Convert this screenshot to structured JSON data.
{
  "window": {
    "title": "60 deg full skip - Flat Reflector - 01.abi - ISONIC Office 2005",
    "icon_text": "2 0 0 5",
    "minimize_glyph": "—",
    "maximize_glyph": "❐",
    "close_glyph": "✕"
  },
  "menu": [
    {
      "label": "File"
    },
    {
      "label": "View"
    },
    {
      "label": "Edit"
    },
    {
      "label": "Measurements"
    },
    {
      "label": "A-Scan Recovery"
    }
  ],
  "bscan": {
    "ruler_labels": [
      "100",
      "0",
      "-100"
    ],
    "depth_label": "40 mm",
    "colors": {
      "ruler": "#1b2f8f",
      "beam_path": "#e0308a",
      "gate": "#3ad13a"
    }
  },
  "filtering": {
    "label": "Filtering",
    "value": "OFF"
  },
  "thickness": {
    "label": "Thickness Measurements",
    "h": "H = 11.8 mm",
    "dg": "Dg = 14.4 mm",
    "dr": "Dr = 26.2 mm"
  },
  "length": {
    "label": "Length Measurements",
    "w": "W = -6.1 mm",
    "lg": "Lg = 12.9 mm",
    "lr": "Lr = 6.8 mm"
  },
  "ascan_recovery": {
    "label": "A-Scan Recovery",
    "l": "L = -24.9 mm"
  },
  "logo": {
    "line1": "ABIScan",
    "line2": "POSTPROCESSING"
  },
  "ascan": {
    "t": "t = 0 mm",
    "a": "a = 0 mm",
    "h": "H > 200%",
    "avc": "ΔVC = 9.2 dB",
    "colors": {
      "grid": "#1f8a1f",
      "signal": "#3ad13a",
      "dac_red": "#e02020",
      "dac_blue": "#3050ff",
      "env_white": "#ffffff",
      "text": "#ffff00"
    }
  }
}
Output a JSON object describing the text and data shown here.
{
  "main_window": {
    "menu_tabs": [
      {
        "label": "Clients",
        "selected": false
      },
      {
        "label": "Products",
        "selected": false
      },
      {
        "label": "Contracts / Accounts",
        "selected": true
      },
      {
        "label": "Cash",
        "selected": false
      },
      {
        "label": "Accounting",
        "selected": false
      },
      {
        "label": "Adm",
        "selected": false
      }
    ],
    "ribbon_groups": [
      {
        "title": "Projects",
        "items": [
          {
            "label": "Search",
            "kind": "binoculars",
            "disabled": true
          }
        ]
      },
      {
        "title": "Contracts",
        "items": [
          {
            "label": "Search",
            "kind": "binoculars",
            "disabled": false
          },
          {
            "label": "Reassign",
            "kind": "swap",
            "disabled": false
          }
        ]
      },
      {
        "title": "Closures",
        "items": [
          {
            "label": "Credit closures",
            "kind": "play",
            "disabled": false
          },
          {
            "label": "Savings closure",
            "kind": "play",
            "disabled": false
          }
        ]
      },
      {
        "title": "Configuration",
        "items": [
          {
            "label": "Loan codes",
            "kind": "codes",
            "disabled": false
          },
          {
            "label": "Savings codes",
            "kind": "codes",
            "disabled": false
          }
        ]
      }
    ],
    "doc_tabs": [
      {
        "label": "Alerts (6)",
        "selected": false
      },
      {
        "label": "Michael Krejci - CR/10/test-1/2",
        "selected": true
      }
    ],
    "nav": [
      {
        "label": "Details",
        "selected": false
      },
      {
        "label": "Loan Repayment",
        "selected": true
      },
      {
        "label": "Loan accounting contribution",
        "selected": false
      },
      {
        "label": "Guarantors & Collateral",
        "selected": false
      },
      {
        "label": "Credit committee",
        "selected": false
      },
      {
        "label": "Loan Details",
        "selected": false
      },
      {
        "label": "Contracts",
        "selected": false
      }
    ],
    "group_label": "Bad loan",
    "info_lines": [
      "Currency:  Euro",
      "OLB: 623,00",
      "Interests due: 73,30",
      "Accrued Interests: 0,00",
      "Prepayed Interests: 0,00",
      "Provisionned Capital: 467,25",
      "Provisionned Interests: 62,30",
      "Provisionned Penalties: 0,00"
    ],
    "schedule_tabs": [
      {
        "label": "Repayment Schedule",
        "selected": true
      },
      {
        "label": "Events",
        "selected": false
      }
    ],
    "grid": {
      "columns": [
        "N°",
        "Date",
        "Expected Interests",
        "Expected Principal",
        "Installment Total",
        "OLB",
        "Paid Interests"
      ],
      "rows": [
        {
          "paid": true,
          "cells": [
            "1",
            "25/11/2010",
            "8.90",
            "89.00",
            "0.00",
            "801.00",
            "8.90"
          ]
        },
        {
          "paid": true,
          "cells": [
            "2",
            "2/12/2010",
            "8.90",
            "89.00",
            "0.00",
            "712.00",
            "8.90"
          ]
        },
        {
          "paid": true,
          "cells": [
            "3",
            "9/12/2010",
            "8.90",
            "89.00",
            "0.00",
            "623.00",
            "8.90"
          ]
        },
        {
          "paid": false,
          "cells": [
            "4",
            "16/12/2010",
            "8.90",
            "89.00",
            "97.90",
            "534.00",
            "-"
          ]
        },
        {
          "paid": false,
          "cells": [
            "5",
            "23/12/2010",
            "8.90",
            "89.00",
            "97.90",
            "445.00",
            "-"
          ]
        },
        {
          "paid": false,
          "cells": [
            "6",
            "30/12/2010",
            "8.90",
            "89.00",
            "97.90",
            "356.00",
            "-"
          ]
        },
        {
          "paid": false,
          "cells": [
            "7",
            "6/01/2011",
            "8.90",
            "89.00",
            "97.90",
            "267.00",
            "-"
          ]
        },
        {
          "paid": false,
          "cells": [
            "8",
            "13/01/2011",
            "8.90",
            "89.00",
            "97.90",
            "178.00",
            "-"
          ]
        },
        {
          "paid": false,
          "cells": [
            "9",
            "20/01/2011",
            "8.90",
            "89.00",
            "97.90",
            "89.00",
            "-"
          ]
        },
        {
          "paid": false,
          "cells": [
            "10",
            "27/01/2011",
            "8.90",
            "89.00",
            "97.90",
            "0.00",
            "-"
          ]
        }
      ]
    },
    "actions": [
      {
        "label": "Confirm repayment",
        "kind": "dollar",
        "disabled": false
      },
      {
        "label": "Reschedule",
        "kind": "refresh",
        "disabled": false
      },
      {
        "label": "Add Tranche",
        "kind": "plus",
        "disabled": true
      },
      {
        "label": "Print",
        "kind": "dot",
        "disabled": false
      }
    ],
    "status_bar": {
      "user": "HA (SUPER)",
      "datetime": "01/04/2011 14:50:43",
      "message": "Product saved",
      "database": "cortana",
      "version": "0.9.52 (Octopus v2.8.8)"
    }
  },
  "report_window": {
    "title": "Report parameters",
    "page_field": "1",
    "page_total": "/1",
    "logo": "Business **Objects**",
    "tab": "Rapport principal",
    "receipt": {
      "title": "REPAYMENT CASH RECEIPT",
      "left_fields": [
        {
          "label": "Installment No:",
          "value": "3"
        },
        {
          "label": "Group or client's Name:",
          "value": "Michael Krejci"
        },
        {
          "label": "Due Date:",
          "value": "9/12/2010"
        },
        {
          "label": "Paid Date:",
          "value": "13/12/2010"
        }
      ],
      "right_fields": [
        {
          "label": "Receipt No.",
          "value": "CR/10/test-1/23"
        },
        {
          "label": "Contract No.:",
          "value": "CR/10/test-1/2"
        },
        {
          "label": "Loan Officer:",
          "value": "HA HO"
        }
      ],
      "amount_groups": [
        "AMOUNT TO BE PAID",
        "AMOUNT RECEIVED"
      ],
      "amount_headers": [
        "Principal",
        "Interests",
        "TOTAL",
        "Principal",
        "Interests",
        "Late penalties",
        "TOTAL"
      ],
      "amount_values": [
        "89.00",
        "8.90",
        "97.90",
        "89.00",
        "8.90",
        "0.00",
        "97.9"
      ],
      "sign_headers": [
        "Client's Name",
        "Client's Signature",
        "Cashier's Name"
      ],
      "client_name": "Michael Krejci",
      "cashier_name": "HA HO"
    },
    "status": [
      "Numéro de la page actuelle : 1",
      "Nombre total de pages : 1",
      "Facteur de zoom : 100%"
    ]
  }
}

Directive:
In the records above, collect each line with "Krejci".

Written solution:
        "label": "Michael Krejci - CR/10/test-1/2",
          "value": "Michael Krejci"
      "client_name": "Michael Krejci",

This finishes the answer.